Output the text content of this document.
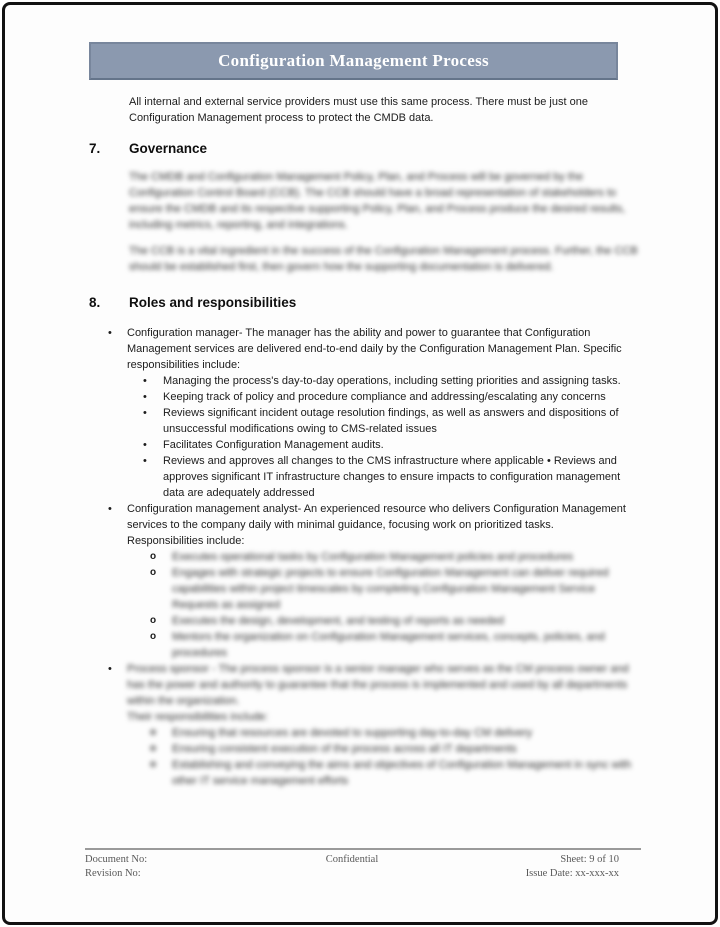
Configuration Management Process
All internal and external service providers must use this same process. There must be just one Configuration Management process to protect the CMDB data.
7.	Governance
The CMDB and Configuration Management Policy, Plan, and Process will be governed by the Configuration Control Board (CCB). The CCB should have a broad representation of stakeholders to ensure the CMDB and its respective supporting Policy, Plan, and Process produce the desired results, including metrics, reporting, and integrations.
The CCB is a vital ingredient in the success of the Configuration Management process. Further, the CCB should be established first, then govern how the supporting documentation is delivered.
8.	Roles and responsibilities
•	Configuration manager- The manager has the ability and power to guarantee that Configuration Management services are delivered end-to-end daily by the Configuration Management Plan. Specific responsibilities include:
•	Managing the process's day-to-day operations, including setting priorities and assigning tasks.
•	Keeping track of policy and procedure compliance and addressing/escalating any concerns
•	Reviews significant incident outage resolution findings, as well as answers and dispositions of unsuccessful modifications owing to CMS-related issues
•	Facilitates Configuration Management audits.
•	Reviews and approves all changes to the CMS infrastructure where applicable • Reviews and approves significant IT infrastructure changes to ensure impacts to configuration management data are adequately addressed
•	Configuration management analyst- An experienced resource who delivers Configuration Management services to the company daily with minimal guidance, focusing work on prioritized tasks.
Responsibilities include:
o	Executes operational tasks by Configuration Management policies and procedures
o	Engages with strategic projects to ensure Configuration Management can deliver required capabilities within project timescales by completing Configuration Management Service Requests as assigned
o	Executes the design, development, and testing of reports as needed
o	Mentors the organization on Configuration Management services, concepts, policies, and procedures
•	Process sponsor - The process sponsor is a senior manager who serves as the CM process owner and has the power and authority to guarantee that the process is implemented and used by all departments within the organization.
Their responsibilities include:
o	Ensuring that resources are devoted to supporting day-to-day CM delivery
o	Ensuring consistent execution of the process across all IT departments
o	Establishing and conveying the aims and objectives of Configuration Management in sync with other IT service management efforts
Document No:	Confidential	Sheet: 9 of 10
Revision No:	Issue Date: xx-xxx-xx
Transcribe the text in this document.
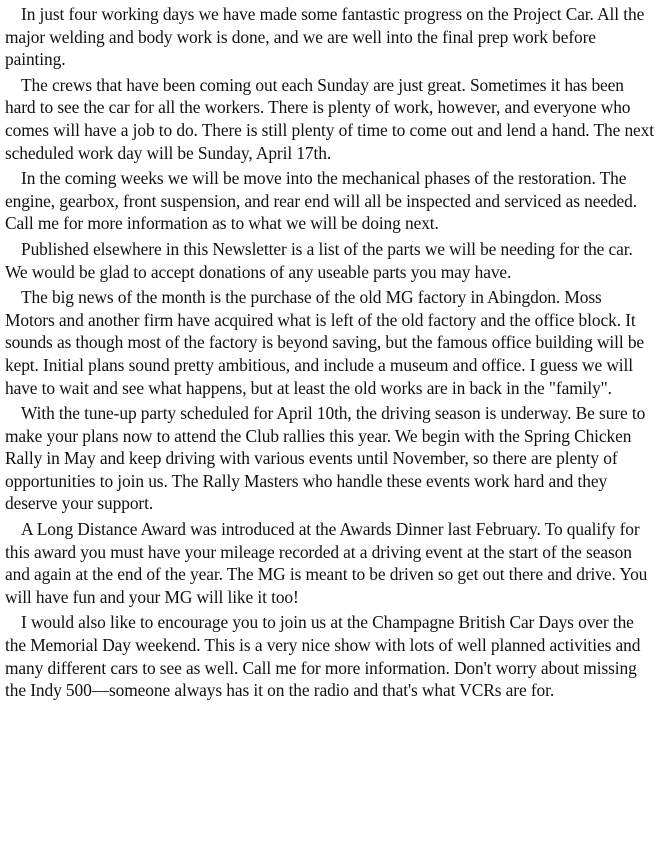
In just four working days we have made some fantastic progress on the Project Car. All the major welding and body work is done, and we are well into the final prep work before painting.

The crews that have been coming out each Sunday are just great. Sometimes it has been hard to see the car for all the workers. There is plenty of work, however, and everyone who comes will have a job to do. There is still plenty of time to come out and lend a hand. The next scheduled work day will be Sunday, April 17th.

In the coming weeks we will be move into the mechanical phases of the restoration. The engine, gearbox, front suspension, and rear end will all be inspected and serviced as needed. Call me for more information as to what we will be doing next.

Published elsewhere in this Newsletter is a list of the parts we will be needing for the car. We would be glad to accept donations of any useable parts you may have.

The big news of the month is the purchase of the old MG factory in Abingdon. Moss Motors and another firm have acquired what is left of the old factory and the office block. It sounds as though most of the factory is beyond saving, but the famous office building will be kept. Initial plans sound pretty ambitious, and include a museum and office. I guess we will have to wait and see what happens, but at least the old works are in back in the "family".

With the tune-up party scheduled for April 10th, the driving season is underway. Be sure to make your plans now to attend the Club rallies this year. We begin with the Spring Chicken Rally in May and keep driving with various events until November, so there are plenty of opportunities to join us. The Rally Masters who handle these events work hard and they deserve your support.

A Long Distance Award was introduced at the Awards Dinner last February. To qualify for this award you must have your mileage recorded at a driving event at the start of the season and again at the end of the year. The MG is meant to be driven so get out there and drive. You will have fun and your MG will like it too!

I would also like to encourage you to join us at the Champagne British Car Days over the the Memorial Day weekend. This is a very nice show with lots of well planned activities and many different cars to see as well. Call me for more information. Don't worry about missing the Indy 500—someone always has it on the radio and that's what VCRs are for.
━━━
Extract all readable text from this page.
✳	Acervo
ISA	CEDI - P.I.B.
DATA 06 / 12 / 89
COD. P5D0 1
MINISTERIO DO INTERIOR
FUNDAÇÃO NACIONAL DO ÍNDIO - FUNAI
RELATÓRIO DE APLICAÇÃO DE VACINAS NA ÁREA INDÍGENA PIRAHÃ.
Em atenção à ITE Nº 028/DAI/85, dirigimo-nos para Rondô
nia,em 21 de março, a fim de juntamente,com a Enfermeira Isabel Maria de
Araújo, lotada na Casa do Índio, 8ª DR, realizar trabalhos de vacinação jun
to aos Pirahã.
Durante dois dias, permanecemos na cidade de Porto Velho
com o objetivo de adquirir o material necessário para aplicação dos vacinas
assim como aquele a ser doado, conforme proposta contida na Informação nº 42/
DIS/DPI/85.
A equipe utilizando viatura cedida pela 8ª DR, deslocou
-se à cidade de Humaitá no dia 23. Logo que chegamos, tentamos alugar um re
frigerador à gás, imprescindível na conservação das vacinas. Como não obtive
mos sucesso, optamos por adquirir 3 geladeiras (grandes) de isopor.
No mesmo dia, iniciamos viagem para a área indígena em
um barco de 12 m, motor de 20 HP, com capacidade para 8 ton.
━━━
Aim of the exercise:
Pull every line containing the word "ensure" out of the material.

Output:
The CMDB and Configuration Management Policy, Plan, and Process will be governed by the Configuration Control Board (CCB). The CCB should have a broad representation of stakeholders to ensure the CMDB and its respective supporting Policy, Plan, and Process produce the desired results, including metrics, reporting, and integrations.
•	Reviews and approves all changes to the CMS infrastructure where applicable • Reviews and approves significant IT infrastructure changes to ensure impacts to configuration management data are adequately addressed
o	Engages with strategic projects to ensure Configuration Management can deliver required capabilities within project timescales by completing Configuration Management Service Requests as assigned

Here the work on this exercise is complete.